▶ [Problem description]: Omit the pictures and return every entry exactly as written.

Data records
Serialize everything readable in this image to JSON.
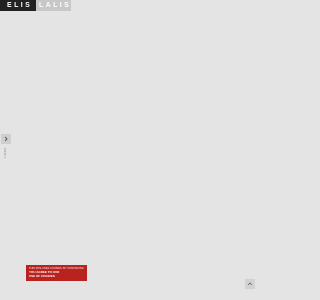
{
  "header": {
    "logo_primary": "ELIS",
    "logo_secondary": "LALIS"
  },
  "sidebar": {
    "toggle_icon": "chevron-right-icon",
    "label": "MENU"
  },
  "cookie_banner": {
    "text": "THIS SITE USES COOKIES. BY CONTINUING TO BROWSE",
    "link_line_1": "YOU AGREE TO OUR",
    "link_line_2": "USE OF COOKIES"
  },
  "scroll_top": {
    "icon": "chevron-up-icon"
  },
  "colors": {
    "background": "#e4e4e4",
    "logo_dark": "#222222",
    "logo_light": "#c8c8c8",
    "banner": "#b8231f"
  }
}
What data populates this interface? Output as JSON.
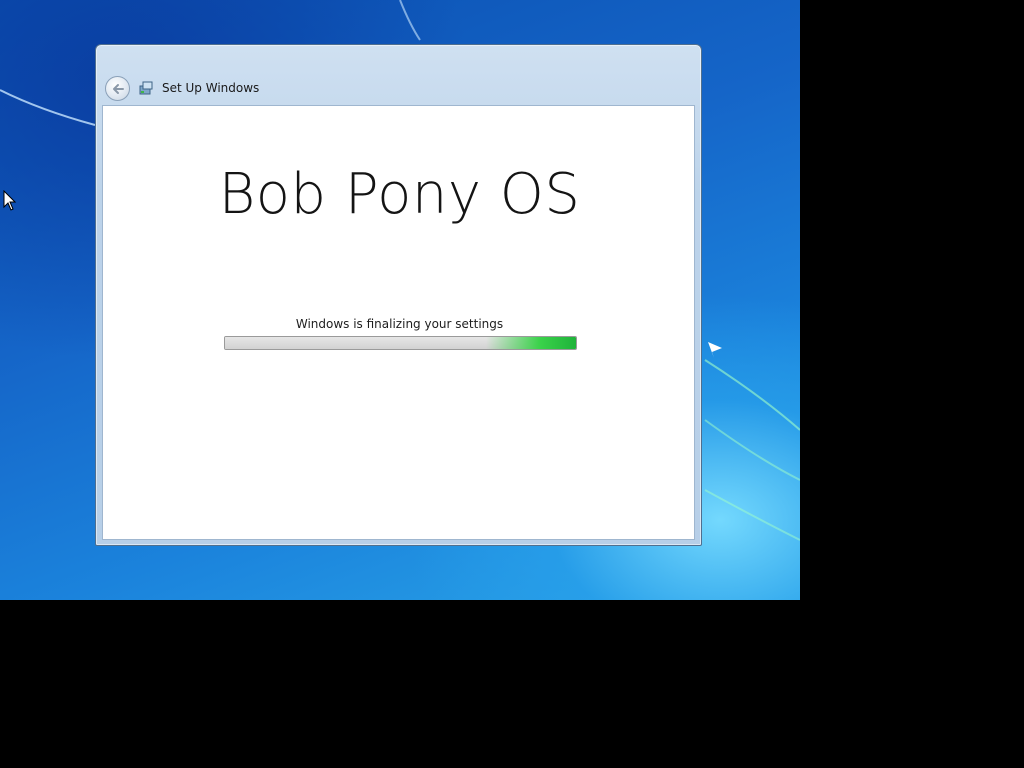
{
  "window": {
    "title": "Set Up Windows"
  },
  "content": {
    "brand_title": "Bob Pony OS",
    "status_text": "Windows is finalizing your settings"
  },
  "progress": {
    "fraction": 1.0,
    "state": "indeterminate"
  },
  "icons": {
    "back": "back-arrow-icon",
    "setup": "windows-setup-icon",
    "cursor": "mouse-pointer-icon"
  },
  "colors": {
    "progress_green": "#3ad24a",
    "window_frame": "#bcd3ea",
    "desktop_blue": "#1565c8"
  }
}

▶ [Completed task]:
Serialize everything readable in this image to JSON.
{
  "header": {
    "logo_primary": "ELIS",
    "logo_secondary": "LALIS"
  },
  "sidebar": {
    "toggle_icon": "chevron-right-icon",
    "label": "MENU"
  },
  "cookie_banner": {
    "text": "THIS SITE USES COOKIES. BY CONTINUING TO BROWSE",
    "link_line_1": "YOU AGREE TO OUR",
    "link_line_2": "USE OF COOKIES"
  },
  "scroll_top": {
    "icon": "chevron-up-icon"
  },
  "colors": {
    "background": "#e4e4e4",
    "logo_dark": "#222222",
    "logo_light": "#c8c8c8",
    "banner": "#b8231f"
  }
}
What data populates this interface? Output as JSON.
{
  "window": {
    "title": "Set Up Windows"
  },
  "content": {
    "brand_title": "Bob Pony OS",
    "status_text": "Windows is finalizing your settings"
  },
  "progress": {
    "fraction": 1.0,
    "state": "indeterminate"
  },
  "icons": {
    "back": "back-arrow-icon",
    "setup": "windows-setup-icon",
    "cursor": "mouse-pointer-icon"
  },
  "colors": {
    "progress_green": "#3ad24a",
    "window_frame": "#bcd3ea",
    "desktop_blue": "#1565c8"
  }
}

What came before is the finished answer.